**Given problem:**
Report how many lines hold the word "name"; answer with the number alone.

**Records supplied:**

• • • • • • •

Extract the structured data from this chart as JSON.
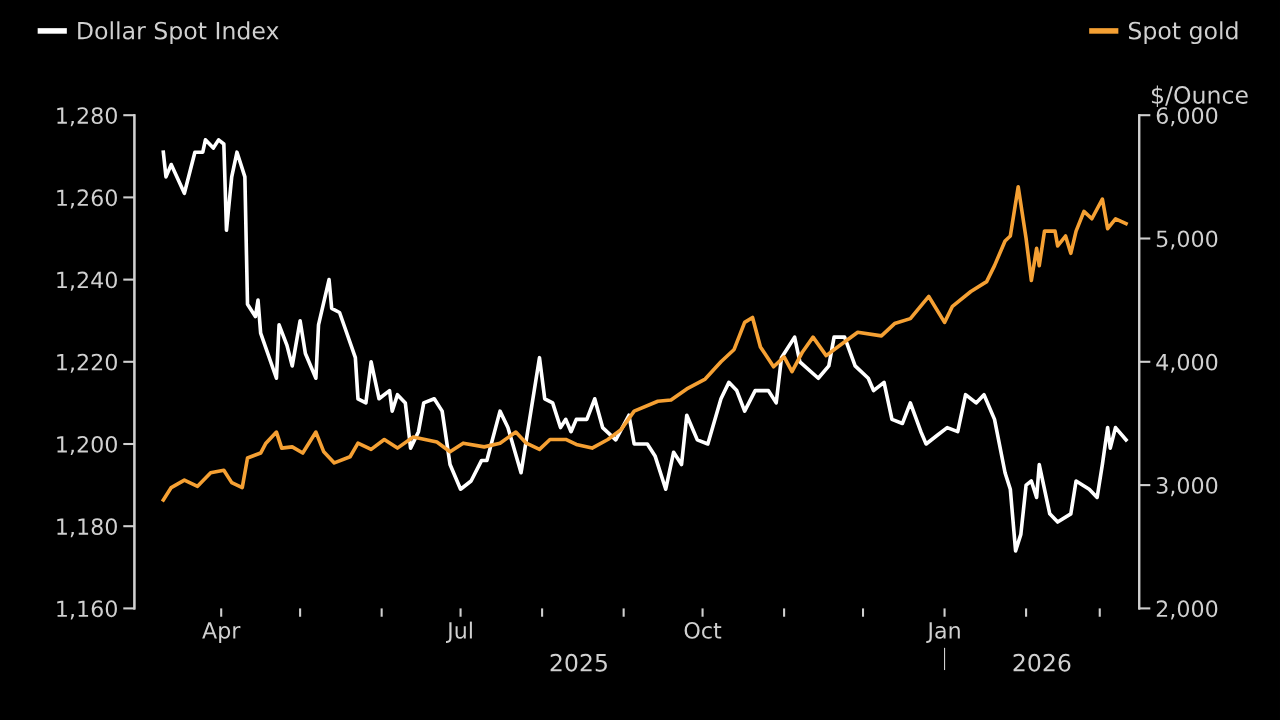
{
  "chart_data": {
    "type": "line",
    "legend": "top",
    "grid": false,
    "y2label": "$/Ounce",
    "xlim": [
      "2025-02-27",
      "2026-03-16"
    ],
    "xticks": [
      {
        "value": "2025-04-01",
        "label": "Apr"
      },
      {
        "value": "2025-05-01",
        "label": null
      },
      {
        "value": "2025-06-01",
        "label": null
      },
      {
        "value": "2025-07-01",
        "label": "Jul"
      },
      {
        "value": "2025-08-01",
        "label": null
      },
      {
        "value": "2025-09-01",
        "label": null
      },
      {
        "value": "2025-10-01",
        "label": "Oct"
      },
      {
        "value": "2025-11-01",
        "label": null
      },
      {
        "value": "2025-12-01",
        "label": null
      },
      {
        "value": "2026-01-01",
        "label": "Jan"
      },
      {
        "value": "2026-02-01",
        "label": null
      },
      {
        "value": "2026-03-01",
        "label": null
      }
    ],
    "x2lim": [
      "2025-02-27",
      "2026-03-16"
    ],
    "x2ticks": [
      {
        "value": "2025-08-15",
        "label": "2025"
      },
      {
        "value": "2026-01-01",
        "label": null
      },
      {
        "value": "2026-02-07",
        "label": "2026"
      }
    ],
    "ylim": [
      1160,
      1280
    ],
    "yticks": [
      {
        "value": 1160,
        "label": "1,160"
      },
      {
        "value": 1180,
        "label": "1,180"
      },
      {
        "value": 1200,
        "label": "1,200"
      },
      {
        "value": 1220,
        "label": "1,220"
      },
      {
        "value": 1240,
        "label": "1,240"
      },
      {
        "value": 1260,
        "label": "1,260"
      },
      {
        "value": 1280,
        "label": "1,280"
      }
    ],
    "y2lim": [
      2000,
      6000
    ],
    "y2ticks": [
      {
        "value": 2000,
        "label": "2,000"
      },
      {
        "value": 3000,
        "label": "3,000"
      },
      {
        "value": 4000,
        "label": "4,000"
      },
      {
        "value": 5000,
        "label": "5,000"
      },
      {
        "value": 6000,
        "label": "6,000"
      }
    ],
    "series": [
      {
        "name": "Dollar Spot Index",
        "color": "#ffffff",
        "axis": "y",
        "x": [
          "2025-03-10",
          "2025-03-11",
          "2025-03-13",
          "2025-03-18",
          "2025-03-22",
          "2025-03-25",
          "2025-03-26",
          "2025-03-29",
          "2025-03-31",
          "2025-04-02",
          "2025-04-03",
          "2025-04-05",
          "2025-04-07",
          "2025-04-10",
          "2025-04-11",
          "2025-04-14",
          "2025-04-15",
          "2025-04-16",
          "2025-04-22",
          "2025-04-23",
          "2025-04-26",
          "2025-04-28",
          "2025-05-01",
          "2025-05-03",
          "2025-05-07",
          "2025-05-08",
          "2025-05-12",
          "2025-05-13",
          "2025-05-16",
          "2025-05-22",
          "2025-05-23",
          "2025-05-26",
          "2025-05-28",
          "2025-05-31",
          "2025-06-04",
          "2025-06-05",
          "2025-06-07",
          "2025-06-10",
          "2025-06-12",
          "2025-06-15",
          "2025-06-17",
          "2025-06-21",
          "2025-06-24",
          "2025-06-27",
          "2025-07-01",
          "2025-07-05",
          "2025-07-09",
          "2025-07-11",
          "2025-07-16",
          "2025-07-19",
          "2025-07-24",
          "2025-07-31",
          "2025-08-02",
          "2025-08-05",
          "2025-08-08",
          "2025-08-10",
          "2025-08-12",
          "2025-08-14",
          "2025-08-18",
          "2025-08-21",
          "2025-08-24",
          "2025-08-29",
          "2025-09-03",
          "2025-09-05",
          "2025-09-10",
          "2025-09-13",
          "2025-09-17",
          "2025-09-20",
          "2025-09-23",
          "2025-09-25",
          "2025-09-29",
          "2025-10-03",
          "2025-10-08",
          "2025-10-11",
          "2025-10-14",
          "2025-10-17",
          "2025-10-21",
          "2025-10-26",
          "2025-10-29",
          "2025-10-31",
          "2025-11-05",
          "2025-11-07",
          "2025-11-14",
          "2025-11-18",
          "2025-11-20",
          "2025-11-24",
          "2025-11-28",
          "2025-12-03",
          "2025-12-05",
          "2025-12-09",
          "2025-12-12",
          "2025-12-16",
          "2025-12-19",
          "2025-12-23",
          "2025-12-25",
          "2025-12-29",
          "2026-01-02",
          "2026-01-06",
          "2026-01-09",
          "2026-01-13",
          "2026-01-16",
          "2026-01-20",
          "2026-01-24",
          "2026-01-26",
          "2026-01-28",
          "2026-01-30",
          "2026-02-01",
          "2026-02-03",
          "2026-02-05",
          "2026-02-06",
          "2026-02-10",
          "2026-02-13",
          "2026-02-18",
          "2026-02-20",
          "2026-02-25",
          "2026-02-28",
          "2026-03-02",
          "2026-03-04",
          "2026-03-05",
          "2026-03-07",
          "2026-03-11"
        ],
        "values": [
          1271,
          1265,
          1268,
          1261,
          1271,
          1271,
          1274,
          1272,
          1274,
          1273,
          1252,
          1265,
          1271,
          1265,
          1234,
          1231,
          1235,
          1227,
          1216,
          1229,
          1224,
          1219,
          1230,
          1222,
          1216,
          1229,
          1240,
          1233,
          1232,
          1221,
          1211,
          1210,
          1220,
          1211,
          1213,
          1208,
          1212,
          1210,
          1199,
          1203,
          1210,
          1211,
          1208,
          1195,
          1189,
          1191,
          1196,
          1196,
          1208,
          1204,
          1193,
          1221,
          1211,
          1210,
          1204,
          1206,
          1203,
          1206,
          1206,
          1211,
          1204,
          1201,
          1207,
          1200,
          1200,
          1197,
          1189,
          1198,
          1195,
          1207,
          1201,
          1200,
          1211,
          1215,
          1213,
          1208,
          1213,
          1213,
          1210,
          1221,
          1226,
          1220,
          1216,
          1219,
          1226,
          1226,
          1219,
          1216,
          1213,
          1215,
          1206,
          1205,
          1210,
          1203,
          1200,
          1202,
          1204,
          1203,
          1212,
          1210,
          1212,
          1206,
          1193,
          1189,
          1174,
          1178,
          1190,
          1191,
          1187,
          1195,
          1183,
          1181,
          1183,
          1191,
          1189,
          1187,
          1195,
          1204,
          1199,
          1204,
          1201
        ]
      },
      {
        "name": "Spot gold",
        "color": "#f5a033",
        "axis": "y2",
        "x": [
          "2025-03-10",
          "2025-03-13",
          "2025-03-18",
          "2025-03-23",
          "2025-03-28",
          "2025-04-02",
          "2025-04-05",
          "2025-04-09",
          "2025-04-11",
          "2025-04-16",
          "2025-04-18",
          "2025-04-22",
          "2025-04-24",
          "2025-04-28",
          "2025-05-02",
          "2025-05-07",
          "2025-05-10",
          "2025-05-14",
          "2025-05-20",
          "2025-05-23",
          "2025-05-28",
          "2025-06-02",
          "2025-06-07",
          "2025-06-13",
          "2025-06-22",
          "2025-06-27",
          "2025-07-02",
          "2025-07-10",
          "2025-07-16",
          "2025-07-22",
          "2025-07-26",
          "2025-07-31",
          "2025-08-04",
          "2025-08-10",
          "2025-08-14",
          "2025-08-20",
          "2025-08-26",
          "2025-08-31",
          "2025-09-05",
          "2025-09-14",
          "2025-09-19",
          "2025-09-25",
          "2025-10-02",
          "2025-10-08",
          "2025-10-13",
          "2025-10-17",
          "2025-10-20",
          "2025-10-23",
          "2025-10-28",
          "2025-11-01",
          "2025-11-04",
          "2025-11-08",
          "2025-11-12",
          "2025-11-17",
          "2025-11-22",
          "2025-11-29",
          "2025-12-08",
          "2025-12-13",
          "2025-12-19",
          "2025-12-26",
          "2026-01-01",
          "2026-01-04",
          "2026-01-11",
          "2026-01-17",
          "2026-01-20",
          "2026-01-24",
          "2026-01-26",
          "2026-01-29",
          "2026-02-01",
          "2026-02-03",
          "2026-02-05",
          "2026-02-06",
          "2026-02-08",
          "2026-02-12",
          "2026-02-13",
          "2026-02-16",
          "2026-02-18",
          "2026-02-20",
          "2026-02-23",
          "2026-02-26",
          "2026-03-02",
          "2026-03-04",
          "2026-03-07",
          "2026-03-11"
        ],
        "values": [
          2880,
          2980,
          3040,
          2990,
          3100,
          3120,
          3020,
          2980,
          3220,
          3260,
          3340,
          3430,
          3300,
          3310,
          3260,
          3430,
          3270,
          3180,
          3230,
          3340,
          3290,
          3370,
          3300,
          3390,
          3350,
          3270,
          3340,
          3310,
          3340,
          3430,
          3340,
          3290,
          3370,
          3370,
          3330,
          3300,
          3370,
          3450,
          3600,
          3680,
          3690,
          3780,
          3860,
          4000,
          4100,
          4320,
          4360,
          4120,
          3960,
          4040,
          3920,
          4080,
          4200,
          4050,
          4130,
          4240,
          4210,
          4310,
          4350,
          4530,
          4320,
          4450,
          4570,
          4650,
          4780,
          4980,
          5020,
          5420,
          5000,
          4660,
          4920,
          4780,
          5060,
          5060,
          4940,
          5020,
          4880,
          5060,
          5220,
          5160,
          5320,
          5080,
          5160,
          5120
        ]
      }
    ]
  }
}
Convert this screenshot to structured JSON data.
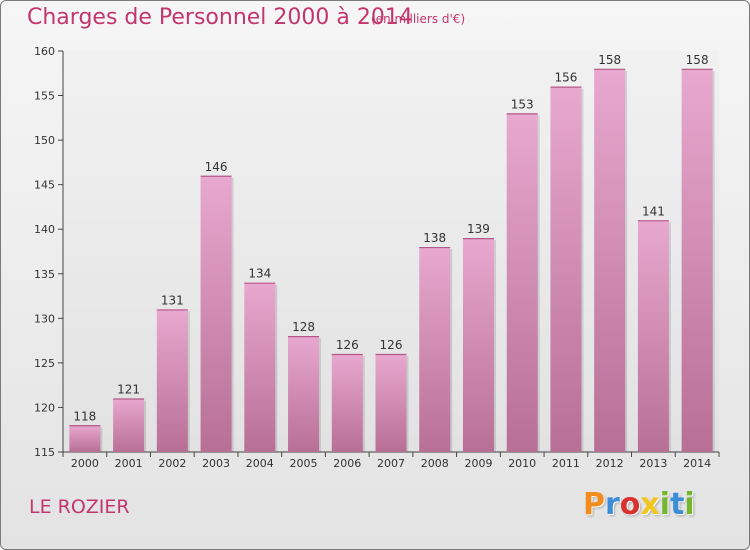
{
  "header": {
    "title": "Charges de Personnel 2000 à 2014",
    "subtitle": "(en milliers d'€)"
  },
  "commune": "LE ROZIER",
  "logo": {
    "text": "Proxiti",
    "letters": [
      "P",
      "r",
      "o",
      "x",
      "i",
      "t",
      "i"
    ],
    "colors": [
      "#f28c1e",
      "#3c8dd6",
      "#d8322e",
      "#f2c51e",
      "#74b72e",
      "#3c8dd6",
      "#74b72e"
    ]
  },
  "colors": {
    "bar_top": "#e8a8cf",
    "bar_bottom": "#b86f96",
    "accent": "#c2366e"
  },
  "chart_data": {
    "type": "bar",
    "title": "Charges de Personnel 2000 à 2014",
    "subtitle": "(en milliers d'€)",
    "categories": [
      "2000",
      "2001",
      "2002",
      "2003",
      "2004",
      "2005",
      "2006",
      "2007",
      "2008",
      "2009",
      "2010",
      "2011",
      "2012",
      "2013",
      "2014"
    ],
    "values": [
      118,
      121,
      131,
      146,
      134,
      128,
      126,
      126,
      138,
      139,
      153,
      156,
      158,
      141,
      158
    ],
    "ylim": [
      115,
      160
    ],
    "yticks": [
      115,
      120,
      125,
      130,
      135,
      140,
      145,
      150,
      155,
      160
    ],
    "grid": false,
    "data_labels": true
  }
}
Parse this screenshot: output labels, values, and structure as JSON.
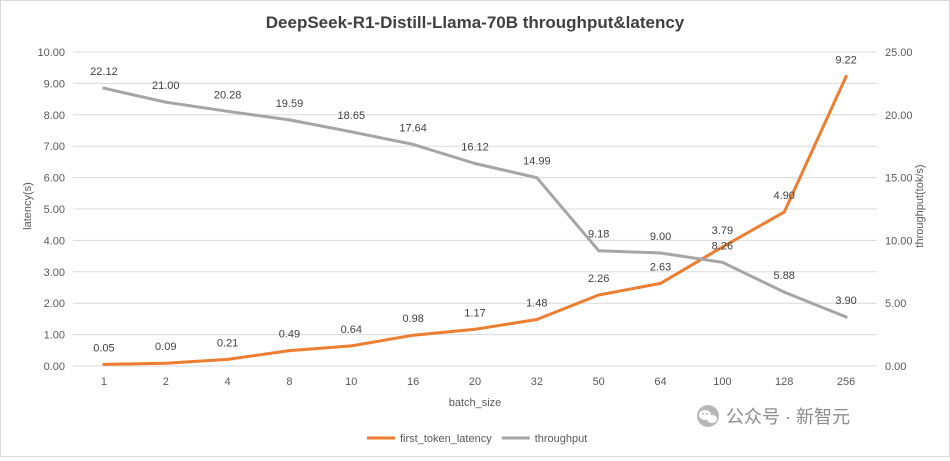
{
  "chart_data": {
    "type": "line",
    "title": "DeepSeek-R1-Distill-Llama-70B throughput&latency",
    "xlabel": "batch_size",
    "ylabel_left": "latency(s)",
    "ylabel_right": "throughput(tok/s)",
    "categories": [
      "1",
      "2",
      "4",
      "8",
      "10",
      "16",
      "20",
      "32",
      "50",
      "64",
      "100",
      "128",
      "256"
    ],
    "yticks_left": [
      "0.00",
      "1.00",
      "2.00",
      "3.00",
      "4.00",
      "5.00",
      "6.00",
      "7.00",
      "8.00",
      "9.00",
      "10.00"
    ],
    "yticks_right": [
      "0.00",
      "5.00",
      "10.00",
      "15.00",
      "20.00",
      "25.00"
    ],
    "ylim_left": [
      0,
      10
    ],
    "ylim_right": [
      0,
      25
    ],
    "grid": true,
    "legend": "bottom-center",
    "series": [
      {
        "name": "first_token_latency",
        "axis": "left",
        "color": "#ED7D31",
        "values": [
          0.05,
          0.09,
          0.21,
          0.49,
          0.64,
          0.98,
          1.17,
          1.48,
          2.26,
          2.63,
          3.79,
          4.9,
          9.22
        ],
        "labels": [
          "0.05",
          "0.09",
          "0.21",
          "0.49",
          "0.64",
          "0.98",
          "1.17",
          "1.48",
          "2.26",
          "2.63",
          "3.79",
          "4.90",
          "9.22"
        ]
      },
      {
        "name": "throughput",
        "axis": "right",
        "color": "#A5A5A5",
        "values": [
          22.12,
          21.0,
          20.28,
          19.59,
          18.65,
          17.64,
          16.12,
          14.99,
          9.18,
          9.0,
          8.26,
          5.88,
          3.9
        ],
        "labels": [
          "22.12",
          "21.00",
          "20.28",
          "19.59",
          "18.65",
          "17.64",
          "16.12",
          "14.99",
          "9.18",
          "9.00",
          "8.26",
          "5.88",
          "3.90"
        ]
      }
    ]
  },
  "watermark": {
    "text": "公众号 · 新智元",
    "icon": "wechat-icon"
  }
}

• • • • • • •

**Written reply:**
4